Stored data entries
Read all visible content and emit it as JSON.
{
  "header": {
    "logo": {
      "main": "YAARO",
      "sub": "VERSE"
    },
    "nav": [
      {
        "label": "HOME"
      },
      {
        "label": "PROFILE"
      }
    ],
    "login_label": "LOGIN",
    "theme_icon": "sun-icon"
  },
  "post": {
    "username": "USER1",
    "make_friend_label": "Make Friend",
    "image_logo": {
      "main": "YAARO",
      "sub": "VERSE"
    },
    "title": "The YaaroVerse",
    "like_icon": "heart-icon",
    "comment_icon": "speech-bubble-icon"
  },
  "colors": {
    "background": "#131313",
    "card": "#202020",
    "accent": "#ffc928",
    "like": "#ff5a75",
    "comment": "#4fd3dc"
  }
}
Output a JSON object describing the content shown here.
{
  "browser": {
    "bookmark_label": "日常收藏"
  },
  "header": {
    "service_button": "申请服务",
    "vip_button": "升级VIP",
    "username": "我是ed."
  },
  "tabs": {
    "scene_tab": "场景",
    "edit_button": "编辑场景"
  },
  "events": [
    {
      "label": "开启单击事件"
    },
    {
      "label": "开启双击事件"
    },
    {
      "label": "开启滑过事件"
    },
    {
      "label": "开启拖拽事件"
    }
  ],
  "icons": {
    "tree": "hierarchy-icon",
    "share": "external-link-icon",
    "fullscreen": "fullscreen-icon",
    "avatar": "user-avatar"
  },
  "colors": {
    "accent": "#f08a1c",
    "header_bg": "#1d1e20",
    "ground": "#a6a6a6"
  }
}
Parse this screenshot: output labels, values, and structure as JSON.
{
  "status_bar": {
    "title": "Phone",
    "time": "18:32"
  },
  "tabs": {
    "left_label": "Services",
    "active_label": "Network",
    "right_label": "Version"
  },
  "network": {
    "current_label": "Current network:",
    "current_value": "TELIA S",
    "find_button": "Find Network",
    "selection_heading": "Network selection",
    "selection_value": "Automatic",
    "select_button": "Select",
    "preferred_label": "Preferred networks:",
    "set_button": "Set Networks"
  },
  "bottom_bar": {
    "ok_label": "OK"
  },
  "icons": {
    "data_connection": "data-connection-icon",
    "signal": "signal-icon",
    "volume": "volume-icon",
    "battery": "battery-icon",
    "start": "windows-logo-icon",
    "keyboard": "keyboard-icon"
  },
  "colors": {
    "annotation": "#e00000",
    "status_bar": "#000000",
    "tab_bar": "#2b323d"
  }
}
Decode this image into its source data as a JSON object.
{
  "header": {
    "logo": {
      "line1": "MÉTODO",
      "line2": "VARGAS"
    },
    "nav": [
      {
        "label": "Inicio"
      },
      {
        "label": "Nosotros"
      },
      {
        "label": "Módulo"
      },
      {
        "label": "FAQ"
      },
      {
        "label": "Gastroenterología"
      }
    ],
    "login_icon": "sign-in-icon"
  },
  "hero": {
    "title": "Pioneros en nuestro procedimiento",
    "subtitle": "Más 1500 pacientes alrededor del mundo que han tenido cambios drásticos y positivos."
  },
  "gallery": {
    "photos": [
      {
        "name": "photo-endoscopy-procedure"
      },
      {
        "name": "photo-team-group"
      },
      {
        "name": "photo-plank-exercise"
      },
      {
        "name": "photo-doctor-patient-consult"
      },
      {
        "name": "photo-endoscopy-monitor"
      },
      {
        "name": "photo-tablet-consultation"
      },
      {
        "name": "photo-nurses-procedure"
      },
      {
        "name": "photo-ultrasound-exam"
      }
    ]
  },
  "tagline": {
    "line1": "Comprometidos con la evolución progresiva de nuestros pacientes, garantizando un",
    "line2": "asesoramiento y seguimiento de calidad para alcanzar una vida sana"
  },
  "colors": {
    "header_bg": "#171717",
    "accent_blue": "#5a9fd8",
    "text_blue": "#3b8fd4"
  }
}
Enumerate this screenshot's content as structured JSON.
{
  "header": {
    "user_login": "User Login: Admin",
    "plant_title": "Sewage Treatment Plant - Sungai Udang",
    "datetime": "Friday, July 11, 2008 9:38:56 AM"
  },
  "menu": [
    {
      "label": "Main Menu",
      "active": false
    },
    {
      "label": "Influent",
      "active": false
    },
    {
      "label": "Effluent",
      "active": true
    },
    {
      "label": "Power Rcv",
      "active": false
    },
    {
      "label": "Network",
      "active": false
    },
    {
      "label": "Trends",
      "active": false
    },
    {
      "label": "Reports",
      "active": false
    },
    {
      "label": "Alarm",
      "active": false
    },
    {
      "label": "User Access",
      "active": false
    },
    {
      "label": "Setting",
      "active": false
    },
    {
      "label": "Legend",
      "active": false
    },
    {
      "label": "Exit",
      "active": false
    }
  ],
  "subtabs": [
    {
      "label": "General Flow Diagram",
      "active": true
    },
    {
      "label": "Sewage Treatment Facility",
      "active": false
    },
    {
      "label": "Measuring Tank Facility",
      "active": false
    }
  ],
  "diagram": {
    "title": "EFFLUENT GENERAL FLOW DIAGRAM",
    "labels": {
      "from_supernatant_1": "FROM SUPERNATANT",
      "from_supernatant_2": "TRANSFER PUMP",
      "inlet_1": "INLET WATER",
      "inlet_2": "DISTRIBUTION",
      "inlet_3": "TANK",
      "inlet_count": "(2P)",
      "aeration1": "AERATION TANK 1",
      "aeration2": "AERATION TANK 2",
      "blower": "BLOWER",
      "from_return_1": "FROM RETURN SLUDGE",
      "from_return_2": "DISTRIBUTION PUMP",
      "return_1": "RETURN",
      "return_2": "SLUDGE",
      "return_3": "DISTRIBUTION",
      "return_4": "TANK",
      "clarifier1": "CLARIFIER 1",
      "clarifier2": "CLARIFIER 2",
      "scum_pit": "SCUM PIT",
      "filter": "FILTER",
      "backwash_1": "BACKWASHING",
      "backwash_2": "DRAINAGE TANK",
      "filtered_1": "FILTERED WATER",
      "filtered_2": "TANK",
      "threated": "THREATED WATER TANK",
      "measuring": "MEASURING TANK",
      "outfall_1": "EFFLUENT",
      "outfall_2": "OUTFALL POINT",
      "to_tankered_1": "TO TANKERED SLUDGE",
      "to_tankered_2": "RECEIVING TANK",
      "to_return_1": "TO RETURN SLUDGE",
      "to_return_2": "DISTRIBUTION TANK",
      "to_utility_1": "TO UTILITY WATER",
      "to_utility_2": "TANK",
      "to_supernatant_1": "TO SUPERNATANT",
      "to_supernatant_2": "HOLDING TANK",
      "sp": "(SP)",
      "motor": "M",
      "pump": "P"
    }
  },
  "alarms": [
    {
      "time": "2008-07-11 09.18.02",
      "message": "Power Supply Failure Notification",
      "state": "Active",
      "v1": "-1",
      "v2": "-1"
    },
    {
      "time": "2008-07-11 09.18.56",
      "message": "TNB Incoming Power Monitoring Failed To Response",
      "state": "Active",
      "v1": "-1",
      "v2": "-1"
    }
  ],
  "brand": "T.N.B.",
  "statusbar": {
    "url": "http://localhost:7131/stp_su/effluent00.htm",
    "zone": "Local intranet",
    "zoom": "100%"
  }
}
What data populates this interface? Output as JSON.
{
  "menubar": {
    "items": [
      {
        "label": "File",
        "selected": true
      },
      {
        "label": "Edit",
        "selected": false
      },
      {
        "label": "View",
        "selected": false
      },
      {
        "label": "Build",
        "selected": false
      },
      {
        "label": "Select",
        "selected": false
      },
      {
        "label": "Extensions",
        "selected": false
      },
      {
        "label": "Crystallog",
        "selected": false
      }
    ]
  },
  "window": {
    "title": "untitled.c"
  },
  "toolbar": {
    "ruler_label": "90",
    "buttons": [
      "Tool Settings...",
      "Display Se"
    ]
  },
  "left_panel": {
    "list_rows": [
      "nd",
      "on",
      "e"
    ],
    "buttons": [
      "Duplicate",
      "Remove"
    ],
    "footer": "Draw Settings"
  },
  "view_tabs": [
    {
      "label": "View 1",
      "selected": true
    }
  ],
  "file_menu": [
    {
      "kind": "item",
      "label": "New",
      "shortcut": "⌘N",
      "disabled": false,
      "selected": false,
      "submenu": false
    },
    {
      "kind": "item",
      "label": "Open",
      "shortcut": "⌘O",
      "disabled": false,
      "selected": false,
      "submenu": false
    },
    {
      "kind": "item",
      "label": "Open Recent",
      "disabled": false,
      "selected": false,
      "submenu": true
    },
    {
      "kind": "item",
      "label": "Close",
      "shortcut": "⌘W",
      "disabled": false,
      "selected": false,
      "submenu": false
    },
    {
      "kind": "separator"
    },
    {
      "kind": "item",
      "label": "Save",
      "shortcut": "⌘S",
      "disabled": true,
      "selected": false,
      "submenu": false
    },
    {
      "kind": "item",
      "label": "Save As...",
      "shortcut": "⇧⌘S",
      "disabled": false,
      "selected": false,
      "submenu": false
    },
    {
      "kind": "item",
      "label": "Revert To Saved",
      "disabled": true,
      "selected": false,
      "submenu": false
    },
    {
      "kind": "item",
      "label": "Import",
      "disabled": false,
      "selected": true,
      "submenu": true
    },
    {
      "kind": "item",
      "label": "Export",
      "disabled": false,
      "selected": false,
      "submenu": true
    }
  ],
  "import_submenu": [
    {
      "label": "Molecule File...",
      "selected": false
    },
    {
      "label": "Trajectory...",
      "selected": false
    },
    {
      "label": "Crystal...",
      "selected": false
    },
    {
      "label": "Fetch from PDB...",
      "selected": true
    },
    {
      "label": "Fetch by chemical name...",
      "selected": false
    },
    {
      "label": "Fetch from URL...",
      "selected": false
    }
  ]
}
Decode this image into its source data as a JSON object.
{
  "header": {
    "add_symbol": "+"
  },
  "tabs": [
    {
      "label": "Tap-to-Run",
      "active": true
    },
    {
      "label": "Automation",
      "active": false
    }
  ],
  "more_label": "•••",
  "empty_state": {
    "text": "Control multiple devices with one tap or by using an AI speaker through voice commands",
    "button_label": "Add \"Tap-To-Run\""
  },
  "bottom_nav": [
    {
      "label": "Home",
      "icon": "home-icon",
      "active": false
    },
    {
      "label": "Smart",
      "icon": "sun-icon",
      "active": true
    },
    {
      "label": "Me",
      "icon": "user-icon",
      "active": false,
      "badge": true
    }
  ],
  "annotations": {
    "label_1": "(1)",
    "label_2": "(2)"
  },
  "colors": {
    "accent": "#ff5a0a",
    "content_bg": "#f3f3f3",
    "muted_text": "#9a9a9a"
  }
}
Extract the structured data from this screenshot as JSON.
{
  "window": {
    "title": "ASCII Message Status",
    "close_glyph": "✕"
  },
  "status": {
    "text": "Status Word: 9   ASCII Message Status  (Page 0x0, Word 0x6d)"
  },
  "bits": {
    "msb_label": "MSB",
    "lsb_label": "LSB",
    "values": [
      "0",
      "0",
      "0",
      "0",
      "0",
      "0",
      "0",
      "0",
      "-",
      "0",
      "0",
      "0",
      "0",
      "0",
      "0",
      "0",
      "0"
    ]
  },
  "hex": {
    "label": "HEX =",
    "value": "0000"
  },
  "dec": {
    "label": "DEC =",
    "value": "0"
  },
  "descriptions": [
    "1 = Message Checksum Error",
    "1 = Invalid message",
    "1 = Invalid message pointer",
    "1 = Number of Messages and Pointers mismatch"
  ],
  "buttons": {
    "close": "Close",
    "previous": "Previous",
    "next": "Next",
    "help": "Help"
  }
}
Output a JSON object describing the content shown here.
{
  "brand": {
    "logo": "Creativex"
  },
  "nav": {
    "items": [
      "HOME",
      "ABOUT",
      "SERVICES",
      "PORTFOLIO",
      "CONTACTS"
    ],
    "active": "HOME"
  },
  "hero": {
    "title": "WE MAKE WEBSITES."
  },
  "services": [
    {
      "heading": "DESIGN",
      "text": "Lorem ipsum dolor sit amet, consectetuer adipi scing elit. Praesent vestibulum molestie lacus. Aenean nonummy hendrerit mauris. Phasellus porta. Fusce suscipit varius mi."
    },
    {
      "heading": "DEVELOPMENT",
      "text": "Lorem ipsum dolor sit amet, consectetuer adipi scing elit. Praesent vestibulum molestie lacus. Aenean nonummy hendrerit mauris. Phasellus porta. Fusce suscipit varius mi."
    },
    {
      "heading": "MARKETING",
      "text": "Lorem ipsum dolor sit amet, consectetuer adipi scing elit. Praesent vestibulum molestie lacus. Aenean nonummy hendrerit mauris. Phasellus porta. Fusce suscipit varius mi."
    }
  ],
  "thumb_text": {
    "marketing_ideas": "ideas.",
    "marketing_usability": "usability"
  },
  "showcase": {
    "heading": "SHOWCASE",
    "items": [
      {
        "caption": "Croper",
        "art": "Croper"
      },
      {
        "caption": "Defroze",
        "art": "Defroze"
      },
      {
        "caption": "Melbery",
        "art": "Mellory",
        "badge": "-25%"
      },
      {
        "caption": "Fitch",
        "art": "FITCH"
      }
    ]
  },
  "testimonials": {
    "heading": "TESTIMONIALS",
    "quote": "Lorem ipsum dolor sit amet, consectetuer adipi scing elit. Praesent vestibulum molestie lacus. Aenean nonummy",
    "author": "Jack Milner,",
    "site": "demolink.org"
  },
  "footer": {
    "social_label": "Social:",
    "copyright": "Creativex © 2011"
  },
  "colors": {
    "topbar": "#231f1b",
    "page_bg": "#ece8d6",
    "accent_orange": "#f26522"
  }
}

WHAT YOU SHOULD DO -
Look through the entries above and list every line containing "AERATION".

RESULT -
      "aeration1": "AERATION TANK 1",
      "aeration2": "AERATION TANK 2",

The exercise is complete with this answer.